*** Provided records ***

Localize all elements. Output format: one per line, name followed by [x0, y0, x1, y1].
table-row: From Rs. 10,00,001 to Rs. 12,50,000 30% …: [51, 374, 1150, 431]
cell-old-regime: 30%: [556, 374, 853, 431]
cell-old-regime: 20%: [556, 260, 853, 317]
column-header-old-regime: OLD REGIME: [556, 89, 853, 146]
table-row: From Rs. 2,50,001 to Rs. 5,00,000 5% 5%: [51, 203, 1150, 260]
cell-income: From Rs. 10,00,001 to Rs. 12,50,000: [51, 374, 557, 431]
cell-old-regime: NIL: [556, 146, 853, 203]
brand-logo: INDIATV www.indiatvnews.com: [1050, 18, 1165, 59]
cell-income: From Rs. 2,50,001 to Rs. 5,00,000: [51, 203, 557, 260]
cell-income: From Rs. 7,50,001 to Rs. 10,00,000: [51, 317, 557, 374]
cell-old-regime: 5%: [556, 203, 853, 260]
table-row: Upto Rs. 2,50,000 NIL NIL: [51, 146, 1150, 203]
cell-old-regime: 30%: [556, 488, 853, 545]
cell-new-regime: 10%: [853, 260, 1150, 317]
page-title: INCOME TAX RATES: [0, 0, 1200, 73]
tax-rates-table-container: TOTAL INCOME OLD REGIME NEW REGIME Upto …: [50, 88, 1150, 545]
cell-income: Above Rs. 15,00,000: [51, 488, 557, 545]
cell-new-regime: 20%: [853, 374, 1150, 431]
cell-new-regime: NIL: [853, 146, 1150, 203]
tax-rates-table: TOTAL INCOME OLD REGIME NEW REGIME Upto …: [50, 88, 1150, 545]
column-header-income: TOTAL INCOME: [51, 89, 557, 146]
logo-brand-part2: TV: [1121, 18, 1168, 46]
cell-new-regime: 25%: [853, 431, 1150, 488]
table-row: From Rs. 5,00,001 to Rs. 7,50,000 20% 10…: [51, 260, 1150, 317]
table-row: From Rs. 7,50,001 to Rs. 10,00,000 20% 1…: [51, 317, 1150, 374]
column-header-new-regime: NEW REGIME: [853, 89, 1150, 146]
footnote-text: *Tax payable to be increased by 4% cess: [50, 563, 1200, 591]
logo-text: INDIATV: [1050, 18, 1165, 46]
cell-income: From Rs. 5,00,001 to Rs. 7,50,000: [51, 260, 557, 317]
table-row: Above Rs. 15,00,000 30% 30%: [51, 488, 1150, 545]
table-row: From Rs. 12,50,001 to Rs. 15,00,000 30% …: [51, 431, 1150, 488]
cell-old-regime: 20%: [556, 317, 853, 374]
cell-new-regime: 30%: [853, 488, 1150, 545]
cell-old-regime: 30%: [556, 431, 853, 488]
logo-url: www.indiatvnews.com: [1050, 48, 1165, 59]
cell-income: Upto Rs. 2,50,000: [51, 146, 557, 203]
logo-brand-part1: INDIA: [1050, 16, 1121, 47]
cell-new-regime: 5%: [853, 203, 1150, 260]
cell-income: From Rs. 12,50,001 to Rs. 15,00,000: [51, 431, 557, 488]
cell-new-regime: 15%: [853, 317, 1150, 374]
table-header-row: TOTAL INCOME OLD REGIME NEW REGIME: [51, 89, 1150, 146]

***
*** Provided records ***

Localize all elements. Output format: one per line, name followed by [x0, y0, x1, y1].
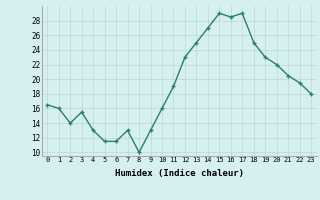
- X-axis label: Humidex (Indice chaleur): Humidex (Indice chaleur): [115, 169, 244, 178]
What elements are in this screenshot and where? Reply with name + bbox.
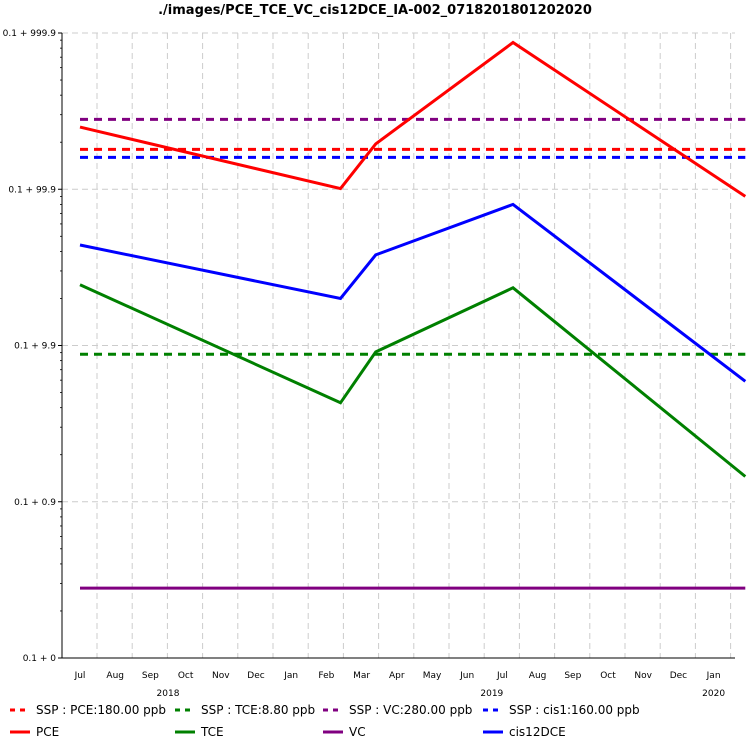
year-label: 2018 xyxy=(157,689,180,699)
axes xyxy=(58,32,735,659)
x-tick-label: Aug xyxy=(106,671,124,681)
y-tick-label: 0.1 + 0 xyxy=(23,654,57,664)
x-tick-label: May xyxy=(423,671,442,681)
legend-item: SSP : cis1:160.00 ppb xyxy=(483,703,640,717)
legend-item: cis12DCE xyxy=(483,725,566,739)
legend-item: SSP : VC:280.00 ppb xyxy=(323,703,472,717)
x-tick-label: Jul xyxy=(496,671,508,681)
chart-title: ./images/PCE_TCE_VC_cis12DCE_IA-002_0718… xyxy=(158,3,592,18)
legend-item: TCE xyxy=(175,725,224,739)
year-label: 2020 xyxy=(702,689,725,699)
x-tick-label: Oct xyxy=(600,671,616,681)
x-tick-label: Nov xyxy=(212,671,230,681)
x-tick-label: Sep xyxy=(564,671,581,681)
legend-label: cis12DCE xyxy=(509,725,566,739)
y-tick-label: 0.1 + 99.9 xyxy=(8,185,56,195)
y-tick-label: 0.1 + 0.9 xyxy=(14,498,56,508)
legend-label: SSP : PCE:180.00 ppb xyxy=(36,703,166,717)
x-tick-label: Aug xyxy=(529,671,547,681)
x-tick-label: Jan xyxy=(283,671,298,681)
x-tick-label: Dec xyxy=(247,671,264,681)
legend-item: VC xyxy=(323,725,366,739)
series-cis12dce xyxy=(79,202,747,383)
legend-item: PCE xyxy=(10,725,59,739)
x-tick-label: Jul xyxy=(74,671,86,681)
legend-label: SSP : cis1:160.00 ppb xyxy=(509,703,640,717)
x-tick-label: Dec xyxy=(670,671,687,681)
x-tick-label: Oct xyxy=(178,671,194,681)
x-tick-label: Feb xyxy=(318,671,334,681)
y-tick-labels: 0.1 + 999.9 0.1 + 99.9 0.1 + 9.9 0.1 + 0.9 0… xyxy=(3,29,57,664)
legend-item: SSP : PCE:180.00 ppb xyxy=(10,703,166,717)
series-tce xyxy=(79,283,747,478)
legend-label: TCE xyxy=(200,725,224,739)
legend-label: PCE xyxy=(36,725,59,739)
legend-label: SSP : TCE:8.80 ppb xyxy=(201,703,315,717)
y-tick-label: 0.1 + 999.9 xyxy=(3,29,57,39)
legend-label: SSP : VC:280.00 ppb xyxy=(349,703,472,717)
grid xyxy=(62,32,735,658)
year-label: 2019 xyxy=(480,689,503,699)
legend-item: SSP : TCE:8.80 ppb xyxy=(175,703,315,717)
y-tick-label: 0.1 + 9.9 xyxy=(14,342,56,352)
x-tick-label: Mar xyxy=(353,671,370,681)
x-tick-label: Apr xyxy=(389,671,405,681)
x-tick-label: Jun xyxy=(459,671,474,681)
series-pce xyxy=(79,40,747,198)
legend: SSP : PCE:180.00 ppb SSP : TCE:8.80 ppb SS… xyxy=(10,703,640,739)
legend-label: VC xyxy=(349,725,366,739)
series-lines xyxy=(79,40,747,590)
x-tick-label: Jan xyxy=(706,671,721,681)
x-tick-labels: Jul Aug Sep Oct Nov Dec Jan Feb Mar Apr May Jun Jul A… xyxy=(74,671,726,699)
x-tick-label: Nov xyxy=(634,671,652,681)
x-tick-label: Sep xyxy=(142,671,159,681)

***

--- Written problem ---
Reproduce verbatim the entries from the line with "year-label: 2018 xyxy=(157,689,180,699)" to the line with "x-tick-label: Oct xyxy=(178,671,194,681)", including both of those lines.

--- Solved problem ---
year-label: 2018 xyxy=(157,689,180,699)
axes xyxy=(58,32,735,659)
x-tick-label: Aug xyxy=(106,671,124,681)
y-tick-label: 0.1 + 0 xyxy=(23,654,57,664)
x-tick-label: May xyxy=(423,671,442,681)
legend-item: SSP : cis1:160.00 ppb xyxy=(483,703,640,717)
legend-item: cis12DCE xyxy=(483,725,566,739)
legend-item: SSP : VC:280.00 ppb xyxy=(323,703,472,717)
x-tick-label: Jul xyxy=(496,671,508,681)
chart-title: ./images/PCE_TCE_VC_cis12DCE_IA-002_0718… xyxy=(158,3,592,18)
legend-item: TCE xyxy=(175,725,224,739)
year-label: 2020 xyxy=(702,689,725,699)
x-tick-label: Oct xyxy=(600,671,616,681)
x-tick-label: Nov xyxy=(212,671,230,681)
x-tick-label: Sep xyxy=(564,671,581,681)
legend-label: cis12DCE xyxy=(509,725,566,739)
y-tick-label: 0.1 + 99.9 xyxy=(8,185,56,195)
y-tick-label: 0.1 + 0.9 xyxy=(14,498,56,508)
legend-label: SSP : PCE:180.00 ppb xyxy=(36,703,166,717)
x-tick-label: Aug xyxy=(529,671,547,681)
x-tick-label: Jan xyxy=(283,671,298,681)
x-tick-label: Dec xyxy=(247,671,264,681)
legend-item: VC xyxy=(323,725,366,739)
series-cis12dce xyxy=(79,202,747,383)
legend-item: PCE xyxy=(10,725,59,739)
x-tick-label: Jul xyxy=(74,671,86,681)
legend-label: SSP : cis1:160.00 ppb xyxy=(509,703,640,717)
x-tick-label: Dec xyxy=(670,671,687,681)
x-tick-label: Oct xyxy=(178,671,194,681)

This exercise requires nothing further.